> **Aim of the exercise**
Type out the records that follow, exactly as given.

[Stored data entries]
::::::::
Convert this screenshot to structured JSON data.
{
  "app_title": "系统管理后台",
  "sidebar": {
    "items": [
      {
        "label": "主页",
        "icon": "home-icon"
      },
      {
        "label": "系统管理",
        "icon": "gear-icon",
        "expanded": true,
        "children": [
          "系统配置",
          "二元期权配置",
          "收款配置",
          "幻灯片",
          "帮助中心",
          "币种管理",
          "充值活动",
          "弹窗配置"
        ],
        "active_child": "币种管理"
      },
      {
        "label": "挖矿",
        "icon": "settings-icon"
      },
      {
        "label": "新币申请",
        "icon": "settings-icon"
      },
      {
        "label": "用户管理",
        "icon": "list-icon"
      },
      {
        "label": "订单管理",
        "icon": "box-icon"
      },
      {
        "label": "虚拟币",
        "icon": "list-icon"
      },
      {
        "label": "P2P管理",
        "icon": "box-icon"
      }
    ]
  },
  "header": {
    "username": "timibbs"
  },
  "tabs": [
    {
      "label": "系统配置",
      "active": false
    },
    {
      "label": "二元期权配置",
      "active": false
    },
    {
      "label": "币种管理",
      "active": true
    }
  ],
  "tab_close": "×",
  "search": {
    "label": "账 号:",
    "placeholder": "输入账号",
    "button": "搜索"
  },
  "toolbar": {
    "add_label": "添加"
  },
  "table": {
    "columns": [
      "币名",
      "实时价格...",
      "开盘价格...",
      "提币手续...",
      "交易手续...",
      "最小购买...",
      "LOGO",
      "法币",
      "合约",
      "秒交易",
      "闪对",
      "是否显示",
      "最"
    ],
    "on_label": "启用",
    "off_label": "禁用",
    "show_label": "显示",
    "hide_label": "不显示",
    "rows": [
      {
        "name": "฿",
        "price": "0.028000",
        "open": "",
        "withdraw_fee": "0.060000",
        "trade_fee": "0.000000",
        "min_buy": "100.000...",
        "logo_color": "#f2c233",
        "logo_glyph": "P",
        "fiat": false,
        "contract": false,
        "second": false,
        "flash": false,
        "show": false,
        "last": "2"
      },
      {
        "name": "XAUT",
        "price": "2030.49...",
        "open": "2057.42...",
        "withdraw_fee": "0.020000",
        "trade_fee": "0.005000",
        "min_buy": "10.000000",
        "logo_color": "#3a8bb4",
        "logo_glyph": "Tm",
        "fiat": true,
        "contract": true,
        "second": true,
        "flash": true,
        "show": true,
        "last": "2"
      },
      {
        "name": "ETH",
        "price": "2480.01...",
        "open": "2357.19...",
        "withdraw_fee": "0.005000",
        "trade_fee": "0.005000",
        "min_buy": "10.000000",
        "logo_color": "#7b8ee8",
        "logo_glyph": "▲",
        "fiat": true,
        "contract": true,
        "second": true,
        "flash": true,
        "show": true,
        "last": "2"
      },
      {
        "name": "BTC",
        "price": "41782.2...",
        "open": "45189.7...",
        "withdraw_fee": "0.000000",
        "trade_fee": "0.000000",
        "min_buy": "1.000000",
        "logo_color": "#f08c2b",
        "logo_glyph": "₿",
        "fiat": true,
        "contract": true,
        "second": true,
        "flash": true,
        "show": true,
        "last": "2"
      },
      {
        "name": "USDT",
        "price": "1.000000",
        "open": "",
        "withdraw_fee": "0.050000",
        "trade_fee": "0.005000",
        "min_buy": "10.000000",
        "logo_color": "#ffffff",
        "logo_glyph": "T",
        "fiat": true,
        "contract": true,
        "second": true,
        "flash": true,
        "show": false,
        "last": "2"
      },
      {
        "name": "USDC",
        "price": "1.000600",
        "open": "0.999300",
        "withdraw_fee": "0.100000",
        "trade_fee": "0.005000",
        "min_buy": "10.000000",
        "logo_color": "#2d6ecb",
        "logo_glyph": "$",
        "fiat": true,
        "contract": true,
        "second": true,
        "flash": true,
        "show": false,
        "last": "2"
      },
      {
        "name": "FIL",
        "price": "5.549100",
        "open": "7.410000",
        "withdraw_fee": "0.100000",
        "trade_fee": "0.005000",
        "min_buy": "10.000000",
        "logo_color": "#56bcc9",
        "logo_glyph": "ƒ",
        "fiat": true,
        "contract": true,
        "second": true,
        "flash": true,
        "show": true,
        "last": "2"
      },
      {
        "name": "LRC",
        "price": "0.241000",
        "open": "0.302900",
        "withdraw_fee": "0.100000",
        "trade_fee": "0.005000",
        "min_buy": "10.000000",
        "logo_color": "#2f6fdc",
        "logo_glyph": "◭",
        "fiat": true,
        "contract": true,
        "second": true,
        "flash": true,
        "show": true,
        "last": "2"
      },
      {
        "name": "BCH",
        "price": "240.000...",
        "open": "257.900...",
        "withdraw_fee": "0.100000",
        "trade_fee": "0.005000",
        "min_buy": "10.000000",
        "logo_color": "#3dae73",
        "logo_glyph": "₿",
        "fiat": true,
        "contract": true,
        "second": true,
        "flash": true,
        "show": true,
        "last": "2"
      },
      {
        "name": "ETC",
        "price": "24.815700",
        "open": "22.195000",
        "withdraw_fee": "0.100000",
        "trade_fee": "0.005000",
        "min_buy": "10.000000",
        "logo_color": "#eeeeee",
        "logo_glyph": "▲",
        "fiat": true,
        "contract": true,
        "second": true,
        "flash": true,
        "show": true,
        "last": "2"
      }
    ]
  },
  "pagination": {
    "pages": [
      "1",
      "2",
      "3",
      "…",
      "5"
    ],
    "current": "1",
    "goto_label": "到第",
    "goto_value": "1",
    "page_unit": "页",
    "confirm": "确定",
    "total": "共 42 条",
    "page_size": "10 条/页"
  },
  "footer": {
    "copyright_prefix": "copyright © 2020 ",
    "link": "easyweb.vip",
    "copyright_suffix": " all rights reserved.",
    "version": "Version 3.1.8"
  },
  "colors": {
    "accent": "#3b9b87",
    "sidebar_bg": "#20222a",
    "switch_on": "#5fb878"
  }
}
::::::::
> **Answer to this task**
Convert this screenshot to structured JSON data.
{
  "app_title": "系统管理后台",
  "sidebar": {
    "items": [
      {
        "label": "主页",
        "icon": "home-icon"
      },
      {
        "label": "系统管理",
        "icon": "gear-icon",
        "expanded": true,
        "children": [
          "系统配置",
          "二元期权配置",
          "收款配置",
          "幻灯片",
          "帮助中心",
          "币种管理",
          "充值活动",
          "弹窗配置"
        ],
        "active_child": "币种管理"
      },
      {
        "label": "挖矿",
        "icon": "settings-icon"
      },
      {
        "label": "新币申请",
        "icon": "settings-icon"
      },
      {
        "label": "用户管理",
        "icon": "list-icon"
      },
      {
        "label": "订单管理",
        "icon": "box-icon"
      },
      {
        "label": "虚拟币",
        "icon": "list-icon"
      },
      {
        "label": "P2P管理",
        "icon": "box-icon"
      }
    ]
  },
  "header": {
    "username": "timibbs"
  },
  "tabs": [
    {
      "label": "系统配置",
      "active": false
    },
    {
      "label": "二元期权配置",
      "active": false
    },
    {
      "label": "币种管理",
      "active": true
    }
  ],
  "tab_close": "×",
  "search": {
    "label": "账 号:",
    "placeholder": "输入账号",
    "button": "搜索"
  },
  "toolbar": {
    "add_label": "添加"
  },
  "table": {
    "columns": [
      "币名",
      "实时价格...",
      "开盘价格...",
      "提币手续...",
      "交易手续...",
      "最小购买...",
      "LOGO",
      "法币",
      "合约",
      "秒交易",
      "闪对",
      "是否显示",
      "最"
    ],
    "on_label": "启用",
    "off_label": "禁用",
    "show_label": "显示",
    "hide_label": "不显示",
    "rows": [
      {
        "name": "฿",
        "price": "0.028000",
        "open": "",
        "withdraw_fee": "0.060000",
        "trade_fee": "0.000000",
        "min_buy": "100.000...",
        "logo_color": "#f2c233",
        "logo_glyph": "P",
        "fiat": false,
        "contract": false,
        "second": false,
        "flash": false,
        "show": false,
        "last": "2"
      },
      {
        "name": "XAUT",
        "price": "2030.49...",
        "open": "2057.42...",
        "withdraw_fee": "0.020000",
        "trade_fee": "0.005000",
        "min_buy": "10.000000",
        "logo_color": "#3a8bb4",
        "logo_glyph": "Tm",
        "fiat": true,
        "contract": true,
        "second": true,
        "flash": true,
        "show": true,
        "last": "2"
      },
      {
        "name": "ETH",
        "price": "2480.01...",
        "open": "2357.19...",
        "withdraw_fee": "0.005000",
        "trade_fee": "0.005000",
        "min_buy": "10.000000",
        "logo_color": "#7b8ee8",
        "logo_glyph": "▲",
        "fiat": true,
        "contract": true,
        "second": true,
        "flash": true,
        "show": true,
        "last": "2"
      },
      {
        "name": "BTC",
        "price": "41782.2...",
        "open": "45189.7...",
        "withdraw_fee": "0.000000",
        "trade_fee": "0.000000",
        "min_buy": "1.000000",
        "logo_color": "#f08c2b",
        "logo_glyph": "₿",
        "fiat": true,
        "contract": true,
        "second": true,
        "flash": true,
        "show": true,
        "last": "2"
      },
      {
        "name": "USDT",
        "price": "1.000000",
        "open": "",
        "withdraw_fee": "0.050000",
        "trade_fee": "0.005000",
        "min_buy": "10.000000",
        "logo_color": "#ffffff",
        "logo_glyph": "T",
        "fiat": true,
        "contract": true,
        "second": true,
        "flash": true,
        "show": false,
        "last": "2"
      },
      {
        "name": "USDC",
        "price": "1.000600",
        "open": "0.999300",
        "withdraw_fee": "0.100000",
        "trade_fee": "0.005000",
        "min_buy": "10.000000",
        "logo_color": "#2d6ecb",
        "logo_glyph": "$",
        "fiat": true,
        "contract": true,
        "second": true,
        "flash": true,
        "show": false,
        "last": "2"
      },
      {
        "name": "FIL",
        "price": "5.549100",
        "open": "7.410000",
        "withdraw_fee": "0.100000",
        "trade_fee": "0.005000",
        "min_buy": "10.000000",
        "logo_color": "#56bcc9",
        "logo_glyph": "ƒ",
        "fiat": true,
        "contract": true,
        "second": true,
        "flash": true,
        "show": true,
        "last": "2"
      },
      {
        "name": "LRC",
        "price": "0.241000",
        "open": "0.302900",
        "withdraw_fee": "0.100000",
        "trade_fee": "0.005000",
        "min_buy": "10.000000",
        "logo_color": "#2f6fdc",
        "logo_glyph": "◭",
        "fiat": true,
        "contract": true,
        "second": true,
        "flash": true,
        "show": true,
        "last": "2"
      },
      {
        "name": "BCH",
        "price": "240.000...",
        "open": "257.900...",
        "withdraw_fee": "0.100000",
        "trade_fee": "0.005000",
        "min_buy": "10.000000",
        "logo_color": "#3dae73",
        "logo_glyph": "₿",
        "fiat": true,
        "contract": true,
        "second": true,
        "flash": true,
        "show": true,
        "last": "2"
      },
      {
        "name": "ETC",
        "price": "24.815700",
        "open": "22.195000",
        "withdraw_fee": "0.100000",
        "trade_fee": "0.005000",
        "min_buy": "10.000000",
        "logo_color": "#eeeeee",
        "logo_glyph": "▲",
        "fiat": true,
        "contract": true,
        "second": true,
        "flash": true,
        "show": true,
        "last": "2"
      }
    ]
  },
  "pagination": {
    "pages": [
      "1",
      "2",
      "3",
      "…",
      "5"
    ],
    "current": "1",
    "goto_label": "到第",
    "goto_value": "1",
    "page_unit": "页",
    "confirm": "确定",
    "total": "共 42 条",
    "page_size": "10 条/页"
  },
  "footer": {
    "copyright_prefix": "copyright © 2020 ",
    "link": "easyweb.vip",
    "copyright_suffix": " all rights reserved.",
    "version": "Version 3.1.8"
  },
  "colors": {
    "accent": "#3b9b87",
    "sidebar_bg": "#20222a",
    "switch_on": "#5fb878"
  }
}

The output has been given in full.